## What the exercise asks
Rewrite the material below with every "value-label" replaced by "data-label", and leave everything else unchanged.

## Data lines
— BEGIN —
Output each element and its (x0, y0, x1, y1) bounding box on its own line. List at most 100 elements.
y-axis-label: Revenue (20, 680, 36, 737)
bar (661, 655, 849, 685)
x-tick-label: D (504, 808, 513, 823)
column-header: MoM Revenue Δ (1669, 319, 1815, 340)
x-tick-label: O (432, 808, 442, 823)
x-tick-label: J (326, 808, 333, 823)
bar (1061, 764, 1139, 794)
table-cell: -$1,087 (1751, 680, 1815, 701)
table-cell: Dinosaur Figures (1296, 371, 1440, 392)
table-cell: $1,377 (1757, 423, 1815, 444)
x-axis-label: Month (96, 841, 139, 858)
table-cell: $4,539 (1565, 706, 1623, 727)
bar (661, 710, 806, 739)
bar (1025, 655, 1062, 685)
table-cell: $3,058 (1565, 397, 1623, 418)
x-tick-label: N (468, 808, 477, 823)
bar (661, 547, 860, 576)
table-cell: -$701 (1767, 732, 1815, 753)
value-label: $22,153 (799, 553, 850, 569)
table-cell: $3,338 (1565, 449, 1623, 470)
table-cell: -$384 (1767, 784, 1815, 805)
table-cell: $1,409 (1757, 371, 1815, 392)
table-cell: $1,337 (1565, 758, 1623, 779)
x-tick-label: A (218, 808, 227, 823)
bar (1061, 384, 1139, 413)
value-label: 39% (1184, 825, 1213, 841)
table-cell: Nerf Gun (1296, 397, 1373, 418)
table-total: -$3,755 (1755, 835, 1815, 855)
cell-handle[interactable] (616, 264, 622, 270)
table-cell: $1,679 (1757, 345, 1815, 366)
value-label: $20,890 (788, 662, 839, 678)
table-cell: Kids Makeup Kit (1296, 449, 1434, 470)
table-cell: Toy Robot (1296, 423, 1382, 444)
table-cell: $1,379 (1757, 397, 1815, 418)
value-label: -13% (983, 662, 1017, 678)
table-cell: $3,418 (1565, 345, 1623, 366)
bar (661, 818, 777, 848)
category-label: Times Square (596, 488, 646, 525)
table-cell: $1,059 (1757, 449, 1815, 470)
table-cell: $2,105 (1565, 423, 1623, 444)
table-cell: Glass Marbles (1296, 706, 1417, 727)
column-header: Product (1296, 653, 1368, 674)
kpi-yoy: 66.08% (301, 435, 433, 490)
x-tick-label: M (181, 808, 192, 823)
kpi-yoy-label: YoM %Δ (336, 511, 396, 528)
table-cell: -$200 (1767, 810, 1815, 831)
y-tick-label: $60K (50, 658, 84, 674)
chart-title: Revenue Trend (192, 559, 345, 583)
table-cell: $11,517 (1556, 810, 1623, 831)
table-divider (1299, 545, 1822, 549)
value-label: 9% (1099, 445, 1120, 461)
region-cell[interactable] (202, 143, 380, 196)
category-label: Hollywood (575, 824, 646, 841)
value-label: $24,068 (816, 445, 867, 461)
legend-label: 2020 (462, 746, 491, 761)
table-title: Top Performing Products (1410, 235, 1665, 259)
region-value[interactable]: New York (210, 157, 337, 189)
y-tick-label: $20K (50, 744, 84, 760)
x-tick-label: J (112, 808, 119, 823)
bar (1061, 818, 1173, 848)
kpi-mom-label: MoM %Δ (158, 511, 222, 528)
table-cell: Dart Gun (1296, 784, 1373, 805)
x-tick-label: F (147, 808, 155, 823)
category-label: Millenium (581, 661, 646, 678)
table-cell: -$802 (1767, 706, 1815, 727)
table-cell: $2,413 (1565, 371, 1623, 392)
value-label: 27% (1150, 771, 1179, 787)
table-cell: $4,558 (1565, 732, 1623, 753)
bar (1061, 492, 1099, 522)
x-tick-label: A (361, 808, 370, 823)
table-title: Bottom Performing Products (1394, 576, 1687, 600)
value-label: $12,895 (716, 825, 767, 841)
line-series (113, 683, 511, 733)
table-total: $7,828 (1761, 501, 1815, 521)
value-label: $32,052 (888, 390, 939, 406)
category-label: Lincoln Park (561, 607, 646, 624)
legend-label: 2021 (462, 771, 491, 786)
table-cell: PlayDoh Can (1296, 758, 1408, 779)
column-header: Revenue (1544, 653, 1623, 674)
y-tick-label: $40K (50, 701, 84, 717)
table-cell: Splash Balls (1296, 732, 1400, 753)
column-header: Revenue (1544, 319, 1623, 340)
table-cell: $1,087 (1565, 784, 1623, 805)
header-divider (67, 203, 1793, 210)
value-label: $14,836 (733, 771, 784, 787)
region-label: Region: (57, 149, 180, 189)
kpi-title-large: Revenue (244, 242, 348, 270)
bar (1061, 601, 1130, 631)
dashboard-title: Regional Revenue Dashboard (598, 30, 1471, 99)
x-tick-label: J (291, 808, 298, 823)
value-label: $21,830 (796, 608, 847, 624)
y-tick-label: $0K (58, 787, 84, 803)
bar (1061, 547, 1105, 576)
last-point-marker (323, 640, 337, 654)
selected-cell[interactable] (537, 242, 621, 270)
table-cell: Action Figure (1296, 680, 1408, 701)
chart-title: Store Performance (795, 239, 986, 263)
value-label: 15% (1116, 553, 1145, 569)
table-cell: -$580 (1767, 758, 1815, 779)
— END —
## Written response
Output each element and its (x0, y0, x1, y1) bounding box on its own line. List at most 100 elements.
y-axis-label: Revenue (20, 680, 36, 737)
bar (661, 655, 849, 685)
x-tick-label: D (504, 808, 513, 823)
column-header: MoM Revenue Δ (1669, 319, 1815, 340)
x-tick-label: O (432, 808, 442, 823)
x-tick-label: J (326, 808, 333, 823)
bar (1061, 764, 1139, 794)
table-cell: -$1,087 (1751, 680, 1815, 701)
table-cell: Dinosaur Figures (1296, 371, 1440, 392)
table-cell: $1,377 (1757, 423, 1815, 444)
x-axis-label: Month (96, 841, 139, 858)
table-cell: $4,539 (1565, 706, 1623, 727)
bar (661, 710, 806, 739)
bar (1025, 655, 1062, 685)
table-cell: $3,058 (1565, 397, 1623, 418)
x-tick-label: N (468, 808, 477, 823)
bar (661, 547, 860, 576)
table-cell: -$701 (1767, 732, 1815, 753)
data-label: $22,153 (799, 553, 850, 569)
table-cell: $3,338 (1565, 449, 1623, 470)
table-cell: -$384 (1767, 784, 1815, 805)
table-cell: $1,409 (1757, 371, 1815, 392)
table-cell: $1,337 (1565, 758, 1623, 779)
x-tick-label: A (218, 808, 227, 823)
bar (1061, 384, 1139, 413)
data-label: 39% (1184, 825, 1213, 841)
table-cell: Nerf Gun (1296, 397, 1373, 418)
table-total: -$3,755 (1755, 835, 1815, 855)
cell-handle[interactable] (616, 264, 622, 270)
table-cell: $1,679 (1757, 345, 1815, 366)
data-label: $20,890 (788, 662, 839, 678)
table-cell: Kids Makeup Kit (1296, 449, 1434, 470)
table-cell: Toy Robot (1296, 423, 1382, 444)
table-cell: $1,379 (1757, 397, 1815, 418)
data-label: -13% (983, 662, 1017, 678)
table-cell: $3,418 (1565, 345, 1623, 366)
bar (661, 818, 777, 848)
category-label: Times Square (596, 488, 646, 525)
table-cell: $1,059 (1757, 449, 1815, 470)
table-cell: $2,105 (1565, 423, 1623, 444)
table-cell: Glass Marbles (1296, 706, 1417, 727)
column-header: Product (1296, 653, 1368, 674)
kpi-yoy: 66.08% (301, 435, 433, 490)
x-tick-label: M (181, 808, 192, 823)
kpi-yoy-label: YoM %Δ (336, 511, 396, 528)
table-cell: -$200 (1767, 810, 1815, 831)
y-tick-label: $60K (50, 658, 84, 674)
chart-title: Revenue Trend (192, 559, 345, 583)
table-cell: $11,517 (1556, 810, 1623, 831)
table-divider (1299, 545, 1822, 549)
data-label: 9% (1099, 445, 1120, 461)
region-cell[interactable] (202, 143, 380, 196)
category-label: Hollywood (575, 824, 646, 841)
data-label: $24,068 (816, 445, 867, 461)
legend-label: 2020 (462, 746, 491, 761)
table-title: Top Performing Products (1410, 235, 1665, 259)
region-value[interactable]: New York (210, 157, 337, 189)
y-tick-label: $20K (50, 744, 84, 760)
x-tick-label: J (112, 808, 119, 823)
bar (1061, 818, 1173, 848)
kpi-mom-label: MoM %Δ (158, 511, 222, 528)
table-cell: Dart Gun (1296, 784, 1373, 805)
x-tick-label: F (147, 808, 155, 823)
category-label: Millenium (581, 661, 646, 678)
table-cell: -$802 (1767, 706, 1815, 727)
table-cell: $2,413 (1565, 371, 1623, 392)
data-label: 27% (1150, 771, 1179, 787)
table-cell: $4,558 (1565, 732, 1623, 753)
bar (1061, 492, 1099, 522)
x-tick-label: A (361, 808, 370, 823)
table-title: Bottom Performing Products (1394, 576, 1687, 600)
data-label: $12,895 (716, 825, 767, 841)
line-series (113, 683, 511, 733)
table-total: $7,828 (1761, 501, 1815, 521)
data-label: $32,052 (888, 390, 939, 406)
category-label: Lincoln Park (561, 607, 646, 624)
legend-label: 2021 (462, 771, 491, 786)
table-cell: PlayDoh Can (1296, 758, 1408, 779)
column-header: Revenue (1544, 653, 1623, 674)
y-tick-label: $40K (50, 701, 84, 717)
table-cell: Splash Balls (1296, 732, 1400, 753)
column-header: Revenue (1544, 319, 1623, 340)
table-cell: $1,087 (1565, 784, 1623, 805)
header-divider (67, 203, 1793, 210)
data-label: $14,836 (733, 771, 784, 787)
region-label: Region: (57, 149, 180, 189)
kpi-title-large: Revenue (244, 242, 348, 270)
bar (1061, 601, 1130, 631)
dashboard-title: Regional Revenue Dashboard (598, 30, 1471, 99)
x-tick-label: J (291, 808, 298, 823)
data-label: $21,830 (796, 608, 847, 624)
y-tick-label: $0K (58, 787, 84, 803)
bar (1061, 547, 1105, 576)
last-point-marker (323, 640, 337, 654)
selected-cell[interactable] (537, 242, 621, 270)
table-cell: Action Figure (1296, 680, 1408, 701)
chart-title: Store Performance (795, 239, 986, 263)
data-label: 15% (1116, 553, 1145, 569)
table-cell: -$580 (1767, 758, 1815, 779)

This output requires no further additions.